[Data items]
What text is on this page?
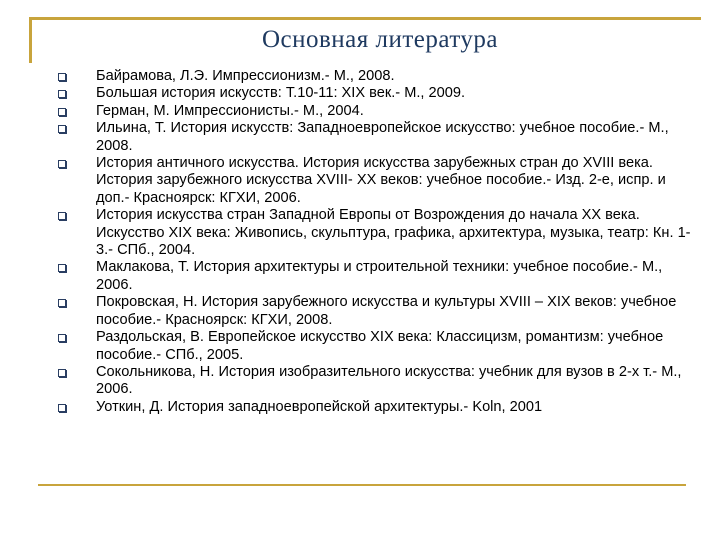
Основная литература
Байрамова, Л.Э. Импрессионизм.- М., 2008.
Большая история искусств: Т.10-11: XIX век.- М., 2009.
Герман, М. Импрессионисты.- М., 2004.
Ильина, Т. История искусств: Западноевропейское искусство: учебное пособие.- М., 2008.
История античного искусства. История искусства зарубежных стран до XVIII века. История зарубежного искусства XVIII- XX веков: учебное пособие.- Изд. 2-е, испр. и доп.- Красноярск: КГХИ, 2006.
История искусства стран Западной Европы от Возрождения до начала XX века. Искусство XIX века: Живопись, скульптура, графика, архитектура, музыка, театр: Кн. 1-3.- СПб., 2004.
Маклакова, Т. История архитектуры и строительной техники: учебное пособие.- М., 2006.
Покровская, Н. История зарубежного искусства и культуры XVIII – XIX веков: учебное пособие.- Красноярск: КГХИ, 2008.
Раздольская, В. Европейское искусство XIX века: Классицизм, романтизм: учебное пособие.- СПб., 2005.
Сокольникова, Н. История изобразительного искусства: учебник для вузов в 2-х т.- М., 2006.
Уоткин, Д. История западноевропейской архитектуры.- Koln, 2001
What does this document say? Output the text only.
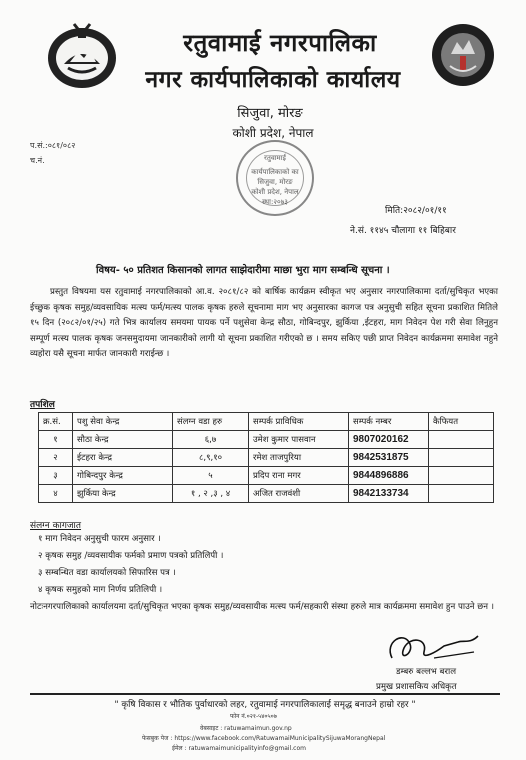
रतुवामाई नगरपालिका
नगर कार्यपालिकाको कार्यालय
सिजुवा, मोरङ
कोशी प्रदेश, नेपाल
प.सं.:०८१/०८२
च.नं.	रतुवामाई
कार्यपालिकाको का
सिजुवा, मोरङ
कोशी प्रदेश, नेपाल
स्था:२०७३
मिति:२०८२/०१/११
ने.सं. ११४५ चौलागा ११ बिहिबार
विषय- ५० प्रतिशत किसानको लागत साझेदारीमा माछा भुरा माग सम्बन्धि सूचना ।
प्रस्तुत विषयमा यस रतुवामाई नगरपालिकाको आ.व. २०८१/८२ को बार्षिक कार्यक्रम स्वीकृत भए अनुसार नगरपालिकामा दर्ता/सुचिकृत भएका ईच्छुक कृषक समुह/व्यवसायिक मत्स्य फर्म/मत्स्य पालक कृषक हरुले सूचनामा माग भए अनुसारका कागज पत्र अनुसुची सहित सूचना प्रकाशित मितिले १५ दिन (२०८२/०१/२५) गते भित्र कार्यालय समयमा पायक पर्ने पशुसेवा केन्द्र सौठा, गोबिन्दपुर, झुर्किया ,ईटहरा, माग निवेदन पेश गरी सेवा लिनुहुन सम्पूर्ण मत्स्य पालक कृषक जनसमुदायमा जानकारीको लागी यो सूचना प्रकाशित गरीएको छ । समय सकिए पछी प्राप्त निवेदन कार्यक्रममा समावेश नहुने व्यहोरा यसै सूचना मार्फत जानकारी गराईन्छ ।
तपशिल
क्र.सं.	पशु सेवा केन्द्र	संलग्न वडा हरु	सम्पर्क प्राविधिक	सम्पर्क नम्बर	कैफियत
१	सौठा केन्द्र	६,७	उमेश कुमार पासवान	9807020162	
२	ईटहरा केन्द्र	८,९,१०	रमेश ताजपुरिया	9842531875	
३	गोबिन्दपुर केन्द्र	५	प्रदिप राना मगर	9844896886	
४	झुर्किया केन्द्र	१ , २ ,३ , ४	अजित राजवंशी	9842133734	
संलग्न कागजात
१ माग निवेदन अनुसुची फारम अनुसार ।
२ कृषक समुह /व्यवसायीक फर्मको प्रमाण पत्रको प्रतिलिपी ।
३ सम्बन्धित वडा कार्यालयको सिफारिस पत्र ।
४ कृषक समुहको माग निर्णय प्रतिलिपी ।
नोटःनगरपालिकाको कार्यालयमा दर्ता/सुचिकृत भएका कृषक समुह/व्यवसायीक मत्स्य फर्म/सहकारी संस्था हरुले मात्र कार्यक्रममा समावेश हुन पाउने छन ।
डम्बरु बल्लभ बराल
प्रमुख प्रशासकिय अधिकृत
" कृषि विकास र भौतिक पुर्वाधारको लहर, रतुवामाई नगरपालिकालाई समृद्ध बनाउने हाम्रो रहर "
फोन नं.०२१-५४०५०७
वेबसाइट : ratuwamaimun.gov.np
फेसबुक पेज : https://www.facebook.com/RatuwamaiMunicipalitySijuwaMorangNepal
ईमेल : ratuwamaimunicipalityinfo@gmail.com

_What to produce_.
Write every entry out again exactly, dropping the pictures.

_Answer to the exercise_.
What text is on this page?
Основная литература
Байрамова, Л.Э. Импрессионизм.- М., 2008.
Большая история искусств: Т.10-11: XIX век.- М., 2009.
Герман, М. Импрессионисты.- М., 2004.
Ильина, Т. История искусств: Западноевропейское искусство: учебное пособие.- М., 2008.
История античного искусства. История искусства зарубежных стран до XVIII века. История зарубежного искусства XVIII- XX веков: учебное пособие.- Изд. 2-е, испр. и доп.- Красноярск: КГХИ, 2006.
История искусства стран Западной Европы от Возрождения до начала XX века. Искусство XIX века: Живопись, скульптура, графика, архитектура, музыка, театр: Кн. 1-3.- СПб., 2004.
Маклакова, Т. История архитектуры и строительной техники: учебное пособие.- М., 2006.
Покровская, Н. История зарубежного искусства и культуры XVIII – XIX веков: учебное пособие.- Красноярск: КГХИ, 2008.
Раздольская, В. Европейское искусство XIX века: Классицизм, романтизм: учебное пособие.- СПб., 2005.
Сокольникова, Н. История изобразительного искусства: учебник для вузов в 2-х т.- М., 2006.
Уоткин, Д. История западноевропейской архитектуры.- Koln, 2001
What does this document say? Output the text only.
रतुवामाई नगरपालिका
नगर कार्यपालिकाको कार्यालय
सिजुवा, मोरङ
कोशी प्रदेश, नेपाल
प.सं.:०८१/०८२
च.नं.	रतुवामाई
कार्यपालिकाको का
सिजुवा, मोरङ
कोशी प्रदेश, नेपाल
स्था:२०७३
मिति:२०८२/०१/११
ने.सं. ११४५ चौलागा ११ बिहिबार
विषय- ५० प्रतिशत किसानको लागत साझेदारीमा माछा भुरा माग सम्बन्धि सूचना ।
प्रस्तुत विषयमा यस रतुवामाई नगरपालिकाको आ.व. २०८१/८२ को बार्षिक कार्यक्रम स्वीकृत भए अनुसार नगरपालिकामा दर्ता/सुचिकृत भएका ईच्छुक कृषक समुह/व्यवसायिक मत्स्य फर्म/मत्स्य पालक कृषक हरुले सूचनामा माग भए अनुसारका कागज पत्र अनुसुची सहित सूचना प्रकाशित मितिले १५ दिन (२०८२/०१/२५) गते भित्र कार्यालय समयमा पायक पर्ने पशुसेवा केन्द्र सौठा, गोबिन्दपुर, झुर्किया ,ईटहरा, माग निवेदन पेश गरी सेवा लिनुहुन सम्पूर्ण मत्स्य पालक कृषक जनसमुदायमा जानकारीको लागी यो सूचना प्रकाशित गरीएको छ । समय सकिए पछी प्राप्त निवेदन कार्यक्रममा समावेश नहुने व्यहोरा यसै सूचना मार्फत जानकारी गराईन्छ ।
तपशिल
क्र.सं.	पशु सेवा केन्द्र	संलग्न वडा हरु	सम्पर्क प्राविधिक	सम्पर्क नम्बर	कैफियत
१	सौठा केन्द्र	६,७	उमेश कुमार पासवान	9807020162	
२	ईटहरा केन्द्र	८,९,१०	रमेश ताजपुरिया	9842531875	
३	गोबिन्दपुर केन्द्र	५	प्रदिप राना मगर	9844896886	
४	झुर्किया केन्द्र	१ , २ ,३ , ४	अजित राजवंशी	9842133734	
संलग्न कागजात
१ माग निवेदन अनुसुची फारम अनुसार ।
२ कृषक समुह /व्यवसायीक फर्मको प्रमाण पत्रको प्रतिलिपी ।
३ सम्बन्धित वडा कार्यालयको सिफारिस पत्र ।
४ कृषक समुहको माग निर्णय प्रतिलिपी ।
नोटःनगरपालिकाको कार्यालयमा दर्ता/सुचिकृत भएका कृषक समुह/व्यवसायीक मत्स्य फर्म/सहकारी संस्था हरुले मात्र कार्यक्रममा समावेश हुन पाउने छन ।
डम्बरु बल्लभ बराल
प्रमुख प्रशासकिय अधिकृत
" कृषि विकास र भौतिक पुर्वाधारको लहर, रतुवामाई नगरपालिकालाई समृद्ध बनाउने हाम्रो रहर "
फोन नं.०२१-५४०५०७
वेबसाइट : ratuwamaimun.gov.np
फेसबुक पेज : https://www.facebook.com/RatuwamaiMunicipalitySijuwaMorangNepal
ईमेल : ratuwamaimunicipalityinfo@gmail.com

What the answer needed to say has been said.